**Work required:** Everything in the data should be repeated exactly, save for the images.

=== Supplied information ===

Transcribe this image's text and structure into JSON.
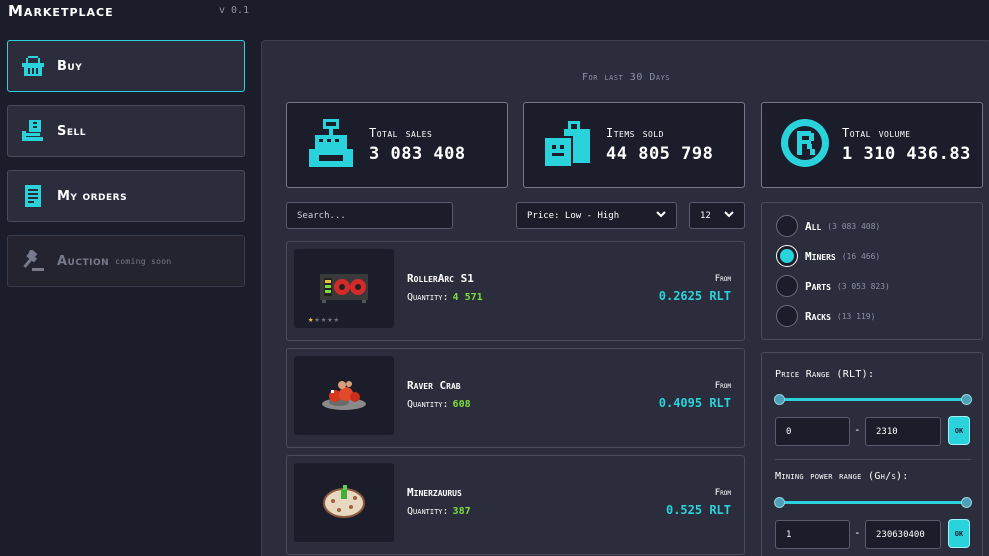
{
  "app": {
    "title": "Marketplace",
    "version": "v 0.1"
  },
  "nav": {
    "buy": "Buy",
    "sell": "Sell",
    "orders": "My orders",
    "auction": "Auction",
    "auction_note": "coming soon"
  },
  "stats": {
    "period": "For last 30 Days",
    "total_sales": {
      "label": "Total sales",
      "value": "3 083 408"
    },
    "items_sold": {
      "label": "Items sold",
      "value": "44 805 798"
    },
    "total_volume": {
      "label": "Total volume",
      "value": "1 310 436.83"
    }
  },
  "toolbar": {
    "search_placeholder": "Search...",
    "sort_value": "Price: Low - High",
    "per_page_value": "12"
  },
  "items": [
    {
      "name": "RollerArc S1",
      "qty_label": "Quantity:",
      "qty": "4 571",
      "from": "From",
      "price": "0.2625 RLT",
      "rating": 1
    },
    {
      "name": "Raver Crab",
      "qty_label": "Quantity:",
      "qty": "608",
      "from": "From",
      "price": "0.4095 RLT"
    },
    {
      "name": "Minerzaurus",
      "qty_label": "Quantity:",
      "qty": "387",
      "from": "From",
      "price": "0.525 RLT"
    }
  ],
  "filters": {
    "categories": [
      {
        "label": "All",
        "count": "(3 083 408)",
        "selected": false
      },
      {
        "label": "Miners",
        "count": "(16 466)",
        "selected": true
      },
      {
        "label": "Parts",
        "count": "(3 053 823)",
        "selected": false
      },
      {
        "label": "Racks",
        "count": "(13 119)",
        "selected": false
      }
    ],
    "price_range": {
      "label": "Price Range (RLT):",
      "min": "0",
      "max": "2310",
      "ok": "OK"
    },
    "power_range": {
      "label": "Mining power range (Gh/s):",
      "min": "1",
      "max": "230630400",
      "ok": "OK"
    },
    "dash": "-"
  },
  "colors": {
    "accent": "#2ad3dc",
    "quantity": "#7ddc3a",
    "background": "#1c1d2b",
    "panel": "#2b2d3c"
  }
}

===

**Correct output:**
Transcribe this image's text and structure into JSON.
{
  "app": {
    "title": "Marketplace",
    "version": "v 0.1"
  },
  "nav": {
    "buy": "Buy",
    "sell": "Sell",
    "orders": "My orders",
    "auction": "Auction",
    "auction_note": "coming soon"
  },
  "stats": {
    "period": "For last 30 Days",
    "total_sales": {
      "label": "Total sales",
      "value": "3 083 408"
    },
    "items_sold": {
      "label": "Items sold",
      "value": "44 805 798"
    },
    "total_volume": {
      "label": "Total volume",
      "value": "1 310 436.83"
    }
  },
  "toolbar": {
    "search_placeholder": "Search...",
    "sort_value": "Price: Low - High",
    "per_page_value": "12"
  },
  "items": [
    {
      "name": "RollerArc S1",
      "qty_label": "Quantity:",
      "qty": "4 571",
      "from": "From",
      "price": "0.2625 RLT",
      "rating": 1
    },
    {
      "name": "Raver Crab",
      "qty_label": "Quantity:",
      "qty": "608",
      "from": "From",
      "price": "0.4095 RLT"
    },
    {
      "name": "Minerzaurus",
      "qty_label": "Quantity:",
      "qty": "387",
      "from": "From",
      "price": "0.525 RLT"
    }
  ],
  "filters": {
    "categories": [
      {
        "label": "All",
        "count": "(3 083 408)",
        "selected": false
      },
      {
        "label": "Miners",
        "count": "(16 466)",
        "selected": true
      },
      {
        "label": "Parts",
        "count": "(3 053 823)",
        "selected": false
      },
      {
        "label": "Racks",
        "count": "(13 119)",
        "selected": false
      }
    ],
    "price_range": {
      "label": "Price Range (RLT):",
      "min": "0",
      "max": "2310",
      "ok": "OK"
    },
    "power_range": {
      "label": "Mining power range (Gh/s):",
      "min": "1",
      "max": "230630400",
      "ok": "OK"
    },
    "dash": "-"
  },
  "colors": {
    "accent": "#2ad3dc",
    "quantity": "#7ddc3a",
    "background": "#1c1d2b",
    "panel": "#2b2d3c"
  }
}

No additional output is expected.